● Brief
Pull out each line of the records holding the string "phải".

Stored records:
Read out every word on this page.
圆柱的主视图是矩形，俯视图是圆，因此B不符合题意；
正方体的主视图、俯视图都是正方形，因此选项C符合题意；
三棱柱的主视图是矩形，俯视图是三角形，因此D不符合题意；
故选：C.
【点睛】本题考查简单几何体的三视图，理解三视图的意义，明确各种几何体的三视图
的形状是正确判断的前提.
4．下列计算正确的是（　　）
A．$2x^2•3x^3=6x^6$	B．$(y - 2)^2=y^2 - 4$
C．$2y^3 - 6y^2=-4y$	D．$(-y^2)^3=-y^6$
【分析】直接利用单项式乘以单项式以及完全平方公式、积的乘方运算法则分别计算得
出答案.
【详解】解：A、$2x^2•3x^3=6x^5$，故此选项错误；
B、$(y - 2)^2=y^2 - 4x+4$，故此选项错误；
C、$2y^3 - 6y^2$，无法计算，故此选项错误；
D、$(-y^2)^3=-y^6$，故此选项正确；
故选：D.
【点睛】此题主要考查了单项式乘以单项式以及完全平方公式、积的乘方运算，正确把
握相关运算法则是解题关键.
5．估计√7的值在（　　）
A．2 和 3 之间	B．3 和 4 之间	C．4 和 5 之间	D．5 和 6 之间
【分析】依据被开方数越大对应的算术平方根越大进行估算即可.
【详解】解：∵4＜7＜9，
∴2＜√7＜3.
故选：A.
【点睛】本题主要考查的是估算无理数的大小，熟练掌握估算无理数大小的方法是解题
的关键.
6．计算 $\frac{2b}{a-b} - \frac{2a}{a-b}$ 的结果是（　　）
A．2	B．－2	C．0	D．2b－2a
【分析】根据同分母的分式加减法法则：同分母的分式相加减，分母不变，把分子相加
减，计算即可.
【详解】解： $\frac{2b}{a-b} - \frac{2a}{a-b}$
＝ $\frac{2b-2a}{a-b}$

* * *

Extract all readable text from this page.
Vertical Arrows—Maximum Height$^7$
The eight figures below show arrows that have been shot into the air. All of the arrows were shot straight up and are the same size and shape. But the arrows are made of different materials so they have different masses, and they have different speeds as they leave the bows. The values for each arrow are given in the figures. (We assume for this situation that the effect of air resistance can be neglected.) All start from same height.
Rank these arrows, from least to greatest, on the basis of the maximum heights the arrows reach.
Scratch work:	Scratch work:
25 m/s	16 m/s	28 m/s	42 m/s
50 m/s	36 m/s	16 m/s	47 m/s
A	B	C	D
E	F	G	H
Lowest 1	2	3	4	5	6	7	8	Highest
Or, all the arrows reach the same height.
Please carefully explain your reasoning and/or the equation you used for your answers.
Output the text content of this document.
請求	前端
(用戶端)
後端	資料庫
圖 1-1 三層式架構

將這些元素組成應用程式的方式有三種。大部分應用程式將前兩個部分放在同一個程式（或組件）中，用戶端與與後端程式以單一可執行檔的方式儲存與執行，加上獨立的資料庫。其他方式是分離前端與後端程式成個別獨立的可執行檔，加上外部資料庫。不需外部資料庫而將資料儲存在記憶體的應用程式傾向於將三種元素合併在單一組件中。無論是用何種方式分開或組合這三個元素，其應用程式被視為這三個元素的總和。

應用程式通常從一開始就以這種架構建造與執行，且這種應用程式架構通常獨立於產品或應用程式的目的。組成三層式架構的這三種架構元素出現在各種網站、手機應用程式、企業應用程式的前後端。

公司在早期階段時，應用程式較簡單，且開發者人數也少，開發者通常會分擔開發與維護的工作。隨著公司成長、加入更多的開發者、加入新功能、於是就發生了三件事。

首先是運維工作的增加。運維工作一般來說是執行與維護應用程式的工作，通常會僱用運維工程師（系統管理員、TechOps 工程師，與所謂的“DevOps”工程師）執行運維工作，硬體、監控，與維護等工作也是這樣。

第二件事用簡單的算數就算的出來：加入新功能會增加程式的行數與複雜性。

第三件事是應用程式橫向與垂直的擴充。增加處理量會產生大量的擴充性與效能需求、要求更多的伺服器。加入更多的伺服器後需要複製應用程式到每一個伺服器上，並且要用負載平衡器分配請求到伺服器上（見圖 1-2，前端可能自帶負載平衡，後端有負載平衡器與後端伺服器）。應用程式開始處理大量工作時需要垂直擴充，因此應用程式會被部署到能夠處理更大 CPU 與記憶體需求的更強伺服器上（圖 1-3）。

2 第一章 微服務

...

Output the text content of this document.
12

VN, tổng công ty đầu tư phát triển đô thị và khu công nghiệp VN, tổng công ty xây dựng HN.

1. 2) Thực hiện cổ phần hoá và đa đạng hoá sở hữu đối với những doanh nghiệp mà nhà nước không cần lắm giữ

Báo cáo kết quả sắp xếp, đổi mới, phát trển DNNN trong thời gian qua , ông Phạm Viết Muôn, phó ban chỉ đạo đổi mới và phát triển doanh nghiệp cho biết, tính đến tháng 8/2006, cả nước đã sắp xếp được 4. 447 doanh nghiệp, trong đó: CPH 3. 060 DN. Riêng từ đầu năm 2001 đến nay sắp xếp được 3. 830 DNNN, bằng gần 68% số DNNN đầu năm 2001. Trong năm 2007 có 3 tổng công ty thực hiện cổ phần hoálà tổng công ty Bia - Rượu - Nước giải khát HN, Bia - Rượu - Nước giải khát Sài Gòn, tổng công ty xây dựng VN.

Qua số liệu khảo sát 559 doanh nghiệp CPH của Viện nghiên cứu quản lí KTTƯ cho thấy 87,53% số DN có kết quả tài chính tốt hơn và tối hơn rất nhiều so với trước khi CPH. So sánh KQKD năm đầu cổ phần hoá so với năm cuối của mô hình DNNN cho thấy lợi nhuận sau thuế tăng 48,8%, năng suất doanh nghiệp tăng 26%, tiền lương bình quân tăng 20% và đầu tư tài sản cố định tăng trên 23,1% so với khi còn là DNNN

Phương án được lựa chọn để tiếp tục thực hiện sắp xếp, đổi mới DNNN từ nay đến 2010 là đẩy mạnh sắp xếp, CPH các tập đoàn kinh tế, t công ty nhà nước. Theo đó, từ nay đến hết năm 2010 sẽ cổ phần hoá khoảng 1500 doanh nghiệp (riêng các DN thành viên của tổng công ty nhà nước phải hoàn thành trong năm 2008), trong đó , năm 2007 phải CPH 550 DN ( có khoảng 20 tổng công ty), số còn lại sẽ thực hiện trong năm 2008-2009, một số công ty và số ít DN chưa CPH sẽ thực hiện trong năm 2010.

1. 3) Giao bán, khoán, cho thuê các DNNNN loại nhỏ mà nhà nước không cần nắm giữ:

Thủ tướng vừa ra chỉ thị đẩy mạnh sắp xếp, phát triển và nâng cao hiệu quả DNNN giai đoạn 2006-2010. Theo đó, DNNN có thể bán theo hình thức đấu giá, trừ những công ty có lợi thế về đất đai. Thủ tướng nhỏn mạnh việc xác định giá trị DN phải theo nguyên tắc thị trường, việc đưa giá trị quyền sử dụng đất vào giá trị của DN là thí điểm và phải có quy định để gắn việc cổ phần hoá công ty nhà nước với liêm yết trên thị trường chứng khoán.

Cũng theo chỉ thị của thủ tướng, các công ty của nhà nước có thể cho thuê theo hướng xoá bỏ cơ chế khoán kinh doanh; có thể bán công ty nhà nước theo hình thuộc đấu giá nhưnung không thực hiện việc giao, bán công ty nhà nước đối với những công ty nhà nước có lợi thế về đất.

● Expected output
Phương án được lựa chọn để tiếp tục thực hiện sắp xếp, đổi mới DNNN từ nay đến 2010 là đẩy mạnh sắp xếp, CPH các tập đoàn kinh tế, t công ty nhà nước. Theo đó, từ nay đến hết năm 2010 sẽ cổ phần hoá khoảng 1500 doanh nghiệp (riêng các DN thành viên của tổng công ty nhà nước phải hoàn thành trong năm 2008), trong đó , năm 2007 phải CPH 550 DN ( có khoảng 20 tổng công ty), số còn lại sẽ thực hiện trong năm 2008-2009, một số công ty và số ít DN chưa CPH sẽ thực hiện trong năm 2010.
Thủ tướng vừa ra chỉ thị đẩy mạnh sắp xếp, phát triển và nâng cao hiệu quả DNNN giai đoạn 2006-2010. Theo đó, DNNN có thể bán theo hình thức đấu giá, trừ những công ty có lợi thế về đất đai. Thủ tướng nhỏn mạnh việc xác định giá trị DN phải theo nguyên tắc thị trường, việc đưa giá trị quyền sử dụng đất vào giá trị của DN là thí điểm và phải có quy định để gắn việc cổ phần hoá công ty nhà nước với liêm yết trên thị trường chứng khoán.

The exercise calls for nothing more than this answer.